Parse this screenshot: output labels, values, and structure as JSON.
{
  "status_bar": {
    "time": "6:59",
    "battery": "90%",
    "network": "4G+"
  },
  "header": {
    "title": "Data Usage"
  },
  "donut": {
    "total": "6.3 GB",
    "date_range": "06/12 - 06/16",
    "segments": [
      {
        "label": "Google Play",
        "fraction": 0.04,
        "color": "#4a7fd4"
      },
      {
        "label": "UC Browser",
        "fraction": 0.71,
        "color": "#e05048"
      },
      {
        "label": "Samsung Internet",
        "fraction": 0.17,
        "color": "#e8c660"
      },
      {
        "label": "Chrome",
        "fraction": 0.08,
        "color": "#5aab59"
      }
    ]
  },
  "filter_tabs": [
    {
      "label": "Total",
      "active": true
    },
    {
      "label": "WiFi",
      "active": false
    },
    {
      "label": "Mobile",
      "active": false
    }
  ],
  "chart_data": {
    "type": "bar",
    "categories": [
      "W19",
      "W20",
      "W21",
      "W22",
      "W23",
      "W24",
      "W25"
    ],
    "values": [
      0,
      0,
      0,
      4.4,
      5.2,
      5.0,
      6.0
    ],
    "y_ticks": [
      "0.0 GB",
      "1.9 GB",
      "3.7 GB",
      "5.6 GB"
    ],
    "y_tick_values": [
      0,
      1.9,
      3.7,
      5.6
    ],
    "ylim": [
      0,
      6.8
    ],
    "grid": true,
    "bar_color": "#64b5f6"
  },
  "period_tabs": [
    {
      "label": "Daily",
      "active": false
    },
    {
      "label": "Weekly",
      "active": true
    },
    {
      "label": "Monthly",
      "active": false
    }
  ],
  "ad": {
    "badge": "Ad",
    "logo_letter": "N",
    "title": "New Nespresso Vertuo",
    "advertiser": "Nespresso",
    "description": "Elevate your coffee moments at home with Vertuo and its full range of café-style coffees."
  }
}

**The request:** Copy out every line with the word "title".

**Result:**
    "title": "Data Usage"
    "title": "New Nespresso Vertuo",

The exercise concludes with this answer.